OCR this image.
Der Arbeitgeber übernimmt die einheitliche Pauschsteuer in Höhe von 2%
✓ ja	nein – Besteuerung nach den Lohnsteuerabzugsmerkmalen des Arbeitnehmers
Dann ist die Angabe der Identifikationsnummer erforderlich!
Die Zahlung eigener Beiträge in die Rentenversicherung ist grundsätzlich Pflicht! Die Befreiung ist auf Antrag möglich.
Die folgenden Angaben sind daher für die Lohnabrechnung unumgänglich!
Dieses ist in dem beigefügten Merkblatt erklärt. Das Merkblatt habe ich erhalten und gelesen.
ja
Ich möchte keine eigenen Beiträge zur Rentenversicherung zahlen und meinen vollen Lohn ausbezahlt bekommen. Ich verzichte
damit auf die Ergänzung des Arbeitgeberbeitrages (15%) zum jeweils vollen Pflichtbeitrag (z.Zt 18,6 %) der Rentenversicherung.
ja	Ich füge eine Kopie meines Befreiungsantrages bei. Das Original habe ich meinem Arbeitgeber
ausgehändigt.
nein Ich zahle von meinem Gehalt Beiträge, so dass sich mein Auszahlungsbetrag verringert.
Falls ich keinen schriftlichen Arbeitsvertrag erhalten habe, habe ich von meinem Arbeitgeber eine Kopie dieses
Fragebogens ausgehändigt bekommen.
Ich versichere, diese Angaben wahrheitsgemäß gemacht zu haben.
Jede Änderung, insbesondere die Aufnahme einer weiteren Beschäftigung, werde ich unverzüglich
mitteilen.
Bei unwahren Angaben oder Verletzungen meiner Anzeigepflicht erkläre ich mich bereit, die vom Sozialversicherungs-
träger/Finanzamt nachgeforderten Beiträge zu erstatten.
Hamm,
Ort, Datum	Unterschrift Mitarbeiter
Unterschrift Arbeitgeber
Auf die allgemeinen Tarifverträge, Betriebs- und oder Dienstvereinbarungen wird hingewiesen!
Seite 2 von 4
== == ==
**TO BE DONE:** Print all of the data exactly as it was given.

**FINISHED ANSWER:**
OCR this image.
Der Arbeitgeber übernimmt die einheitliche Pauschsteuer in Höhe von 2%
✓ ja	nein – Besteuerung nach den Lohnsteuerabzugsmerkmalen des Arbeitnehmers
Dann ist die Angabe der Identifikationsnummer erforderlich!
Die Zahlung eigener Beiträge in die Rentenversicherung ist grundsätzlich Pflicht! Die Befreiung ist auf Antrag möglich.
Die folgenden Angaben sind daher für die Lohnabrechnung unumgänglich!
Dieses ist in dem beigefügten Merkblatt erklärt. Das Merkblatt habe ich erhalten und gelesen.
ja
Ich möchte keine eigenen Beiträge zur Rentenversicherung zahlen und meinen vollen Lohn ausbezahlt bekommen. Ich verzichte
damit auf die Ergänzung des Arbeitgeberbeitrages (15%) zum jeweils vollen Pflichtbeitrag (z.Zt 18,6 %) der Rentenversicherung.
ja	Ich füge eine Kopie meines Befreiungsantrages bei. Das Original habe ich meinem Arbeitgeber
ausgehändigt.
nein Ich zahle von meinem Gehalt Beiträge, so dass sich mein Auszahlungsbetrag verringert.
Falls ich keinen schriftlichen Arbeitsvertrag erhalten habe, habe ich von meinem Arbeitgeber eine Kopie dieses
Fragebogens ausgehändigt bekommen.
Ich versichere, diese Angaben wahrheitsgemäß gemacht zu haben.
Jede Änderung, insbesondere die Aufnahme einer weiteren Beschäftigung, werde ich unverzüglich
mitteilen.
Bei unwahren Angaben oder Verletzungen meiner Anzeigepflicht erkläre ich mich bereit, die vom Sozialversicherungs-
träger/Finanzamt nachgeforderten Beiträge zu erstatten.
Hamm,
Ort, Datum	Unterschrift Mitarbeiter
Unterschrift Arbeitgeber
Auf die allgemeinen Tarifverträge, Betriebs- und oder Dienstvereinbarungen wird hingewiesen!
Seite 2 von 4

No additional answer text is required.